> **Aim of the task**
Drop all images and give the records again exactly.

##### Data supplied #####

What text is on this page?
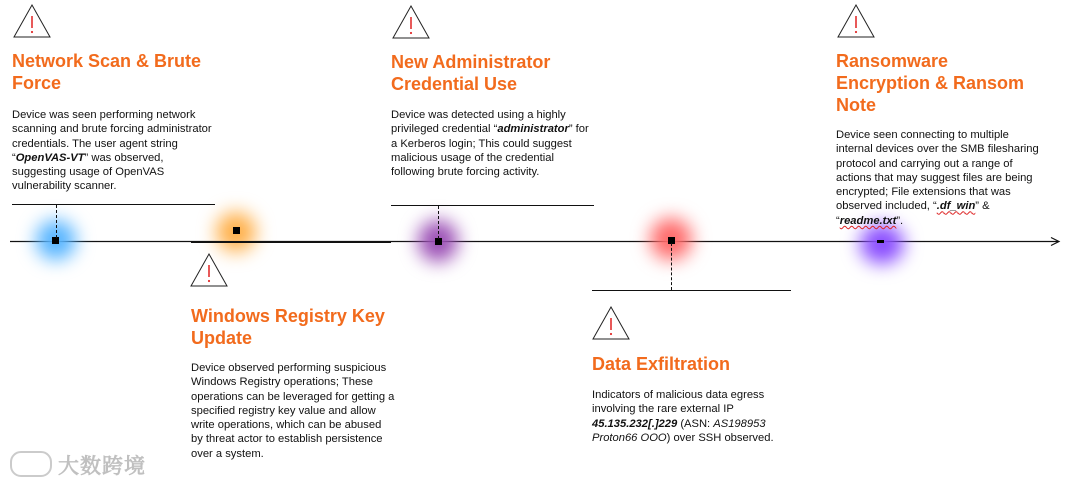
Network Scan & Brute Force
Device was seen performing network scanning and brute forcing administrator credentials. The user agent string “OpenVAS-VT” was observed, suggesting usage of OpenVAS vulnerability scanner.
Windows Registry Key Update
Device observed performing suspicious Windows Registry operations; These operations can be leveraged for getting a specified registry key value and allow write operations, which can be abused by threat actor to establish persistence over a system.
New Administrator Credential Use
Device was detected using a highly privileged credential “administrator” for a Kerberos login; This could suggest malicious usage of the credential following brute forcing activity.
Data Exfiltration
Indicators of malicious data egress involving the rare external IP 45.135.232[.]229 (ASN: AS198953 Proton66 OOO) over SSH observed.
Ransomware Encryption & Ransom Note
Device seen connecting to multiple internal devices over the SMB filesharing protocol and carrying out a range of actions that may suggest files are being encrypted; File extensions that was observed included, “.df_win” & “readme.txt”.
大数跨境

#####

> **Final result**
What text is on this page?
Network Scan & Brute Force
Device was seen performing network scanning and brute forcing administrator credentials. The user agent string “OpenVAS-VT” was observed, suggesting usage of OpenVAS vulnerability scanner.
Windows Registry Key Update
Device observed performing suspicious Windows Registry operations; These operations can be leveraged for getting a specified registry key value and allow write operations, which can be abused by threat actor to establish persistence over a system.
New Administrator Credential Use
Device was detected using a highly privileged credential “administrator” for a Kerberos login; This could suggest malicious usage of the credential following brute forcing activity.
Data Exfiltration
Indicators of malicious data egress involving the rare external IP 45.135.232[.]229 (ASN: AS198953 Proton66 OOO) over SSH observed.
Ransomware Encryption & Ransom Note
Device seen connecting to multiple internal devices over the SMB filesharing protocol and carrying out a range of actions that may suggest files are being encrypted; File extensions that was observed included, “.df_win” & “readme.txt”.
大数跨境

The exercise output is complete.